» **What you have to do**: Can you transcribe every entry word for word, skipping the images?

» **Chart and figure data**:
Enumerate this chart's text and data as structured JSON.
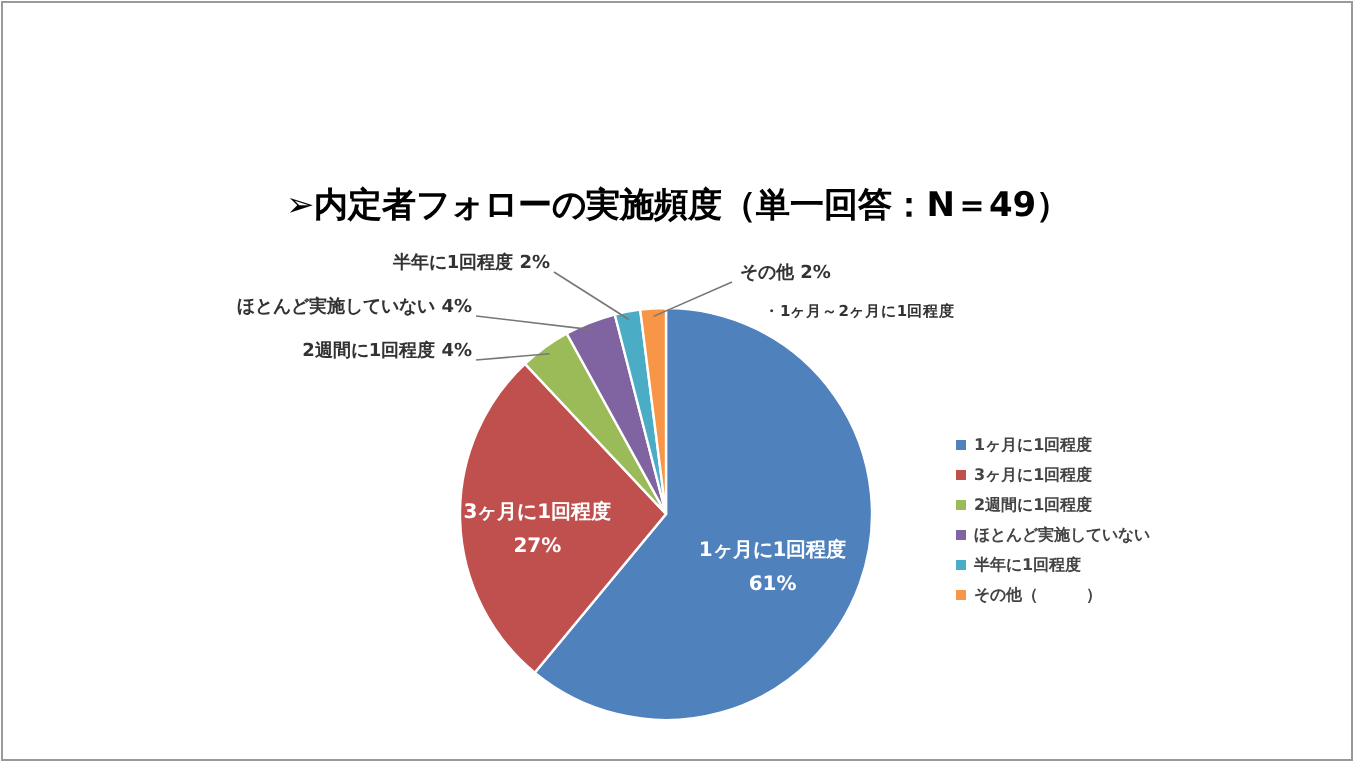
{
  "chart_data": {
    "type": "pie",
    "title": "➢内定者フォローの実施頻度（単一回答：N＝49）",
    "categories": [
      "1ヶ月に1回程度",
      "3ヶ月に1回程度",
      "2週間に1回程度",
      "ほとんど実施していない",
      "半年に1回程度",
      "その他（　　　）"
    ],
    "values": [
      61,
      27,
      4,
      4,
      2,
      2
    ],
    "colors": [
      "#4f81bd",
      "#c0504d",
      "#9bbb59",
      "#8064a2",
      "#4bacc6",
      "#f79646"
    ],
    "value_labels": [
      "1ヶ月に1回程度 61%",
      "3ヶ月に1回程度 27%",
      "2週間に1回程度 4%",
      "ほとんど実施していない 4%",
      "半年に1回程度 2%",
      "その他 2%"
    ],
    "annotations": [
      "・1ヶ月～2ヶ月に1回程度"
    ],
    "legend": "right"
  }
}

» **Correct output**:
Enumerate this chart's text and data as structured JSON.
{
  "chart_data": {
    "type": "pie",
    "title": "➢内定者フォローの実施頻度（単一回答：N＝49）",
    "categories": [
      "1ヶ月に1回程度",
      "3ヶ月に1回程度",
      "2週間に1回程度",
      "ほとんど実施していない",
      "半年に1回程度",
      "その他（　　　）"
    ],
    "values": [
      61,
      27,
      4,
      4,
      2,
      2
    ],
    "colors": [
      "#4f81bd",
      "#c0504d",
      "#9bbb59",
      "#8064a2",
      "#4bacc6",
      "#f79646"
    ],
    "value_labels": [
      "1ヶ月に1回程度 61%",
      "3ヶ月に1回程度 27%",
      "2週間に1回程度 4%",
      "ほとんど実施していない 4%",
      "半年に1回程度 2%",
      "その他 2%"
    ],
    "annotations": [
      "・1ヶ月～2ヶ月に1回程度"
    ],
    "legend": "right"
  }
}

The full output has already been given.